■ EXERCISE DETAILS ■
Say how many lines contain "text"; the answer is the number alone.

---------- DATA TO USE

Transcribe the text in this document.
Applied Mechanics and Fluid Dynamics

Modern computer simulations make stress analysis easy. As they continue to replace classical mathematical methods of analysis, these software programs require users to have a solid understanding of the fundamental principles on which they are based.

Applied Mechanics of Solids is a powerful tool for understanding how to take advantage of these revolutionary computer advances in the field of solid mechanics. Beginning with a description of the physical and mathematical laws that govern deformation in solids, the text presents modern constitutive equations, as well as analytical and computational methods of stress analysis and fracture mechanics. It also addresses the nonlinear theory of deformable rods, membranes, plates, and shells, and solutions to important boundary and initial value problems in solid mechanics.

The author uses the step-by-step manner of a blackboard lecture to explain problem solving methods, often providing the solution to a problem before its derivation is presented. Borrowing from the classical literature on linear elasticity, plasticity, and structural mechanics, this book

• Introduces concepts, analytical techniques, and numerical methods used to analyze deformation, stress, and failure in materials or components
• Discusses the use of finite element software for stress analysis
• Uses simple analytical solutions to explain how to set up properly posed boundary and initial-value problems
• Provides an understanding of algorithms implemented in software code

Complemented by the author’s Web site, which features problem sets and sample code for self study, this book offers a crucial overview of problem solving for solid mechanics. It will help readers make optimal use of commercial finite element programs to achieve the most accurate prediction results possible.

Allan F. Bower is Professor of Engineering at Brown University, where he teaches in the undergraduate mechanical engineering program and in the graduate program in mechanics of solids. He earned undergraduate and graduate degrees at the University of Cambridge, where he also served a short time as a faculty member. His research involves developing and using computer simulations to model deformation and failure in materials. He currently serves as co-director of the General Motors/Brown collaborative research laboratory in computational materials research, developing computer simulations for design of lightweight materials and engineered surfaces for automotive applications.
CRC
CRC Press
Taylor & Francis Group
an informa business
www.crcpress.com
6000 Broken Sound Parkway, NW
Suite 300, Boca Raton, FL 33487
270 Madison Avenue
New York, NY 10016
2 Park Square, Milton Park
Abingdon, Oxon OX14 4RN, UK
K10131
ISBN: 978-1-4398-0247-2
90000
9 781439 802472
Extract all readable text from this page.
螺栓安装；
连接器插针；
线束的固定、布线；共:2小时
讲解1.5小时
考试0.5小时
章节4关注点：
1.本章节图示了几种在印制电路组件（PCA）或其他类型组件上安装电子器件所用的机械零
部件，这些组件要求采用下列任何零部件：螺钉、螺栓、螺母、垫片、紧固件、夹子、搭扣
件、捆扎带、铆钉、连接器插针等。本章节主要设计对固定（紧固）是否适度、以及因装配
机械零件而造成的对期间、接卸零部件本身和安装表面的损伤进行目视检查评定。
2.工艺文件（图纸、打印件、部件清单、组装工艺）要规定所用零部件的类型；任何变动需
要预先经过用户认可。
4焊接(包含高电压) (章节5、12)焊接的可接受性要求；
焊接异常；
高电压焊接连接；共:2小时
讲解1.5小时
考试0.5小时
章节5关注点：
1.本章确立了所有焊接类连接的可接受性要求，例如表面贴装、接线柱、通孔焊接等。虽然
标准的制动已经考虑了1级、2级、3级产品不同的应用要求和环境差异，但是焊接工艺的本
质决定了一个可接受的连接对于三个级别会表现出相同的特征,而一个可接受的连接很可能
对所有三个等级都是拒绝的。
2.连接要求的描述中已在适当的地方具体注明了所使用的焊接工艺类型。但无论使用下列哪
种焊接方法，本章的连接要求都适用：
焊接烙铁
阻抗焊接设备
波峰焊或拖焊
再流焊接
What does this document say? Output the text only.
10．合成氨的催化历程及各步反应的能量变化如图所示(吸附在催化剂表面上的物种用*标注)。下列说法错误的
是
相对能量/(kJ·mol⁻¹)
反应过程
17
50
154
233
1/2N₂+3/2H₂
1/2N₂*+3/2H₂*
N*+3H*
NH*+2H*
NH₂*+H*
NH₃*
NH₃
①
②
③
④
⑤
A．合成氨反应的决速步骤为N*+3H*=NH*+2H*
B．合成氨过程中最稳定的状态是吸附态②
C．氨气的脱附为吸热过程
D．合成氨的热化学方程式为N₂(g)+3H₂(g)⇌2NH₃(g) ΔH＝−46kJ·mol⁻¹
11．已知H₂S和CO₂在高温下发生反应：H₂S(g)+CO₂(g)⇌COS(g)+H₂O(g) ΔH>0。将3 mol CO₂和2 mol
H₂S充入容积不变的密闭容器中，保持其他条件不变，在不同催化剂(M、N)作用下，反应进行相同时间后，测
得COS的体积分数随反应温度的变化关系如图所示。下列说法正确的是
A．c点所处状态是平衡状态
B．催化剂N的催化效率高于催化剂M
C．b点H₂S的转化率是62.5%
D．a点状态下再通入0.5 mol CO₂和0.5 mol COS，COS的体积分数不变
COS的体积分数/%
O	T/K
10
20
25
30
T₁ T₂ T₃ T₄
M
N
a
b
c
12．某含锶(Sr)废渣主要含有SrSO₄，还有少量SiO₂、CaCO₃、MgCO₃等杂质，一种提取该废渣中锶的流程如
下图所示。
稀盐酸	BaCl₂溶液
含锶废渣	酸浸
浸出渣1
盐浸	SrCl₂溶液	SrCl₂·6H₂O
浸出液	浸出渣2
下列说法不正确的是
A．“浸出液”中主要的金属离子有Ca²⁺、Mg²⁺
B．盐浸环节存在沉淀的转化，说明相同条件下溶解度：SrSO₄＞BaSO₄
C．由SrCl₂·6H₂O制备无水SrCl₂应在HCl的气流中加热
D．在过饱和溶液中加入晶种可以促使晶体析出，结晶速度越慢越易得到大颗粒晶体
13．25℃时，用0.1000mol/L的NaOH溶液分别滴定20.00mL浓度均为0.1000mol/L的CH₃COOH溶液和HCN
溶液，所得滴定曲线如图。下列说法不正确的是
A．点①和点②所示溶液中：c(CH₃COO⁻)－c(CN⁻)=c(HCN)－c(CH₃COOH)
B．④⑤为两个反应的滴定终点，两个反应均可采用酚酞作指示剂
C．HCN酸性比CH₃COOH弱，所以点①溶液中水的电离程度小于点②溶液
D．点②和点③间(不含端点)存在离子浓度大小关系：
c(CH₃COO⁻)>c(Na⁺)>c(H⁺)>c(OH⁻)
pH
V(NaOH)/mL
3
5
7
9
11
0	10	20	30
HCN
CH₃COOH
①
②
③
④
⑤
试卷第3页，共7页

--------------------

■ COMPLETED EXERCISE ■
4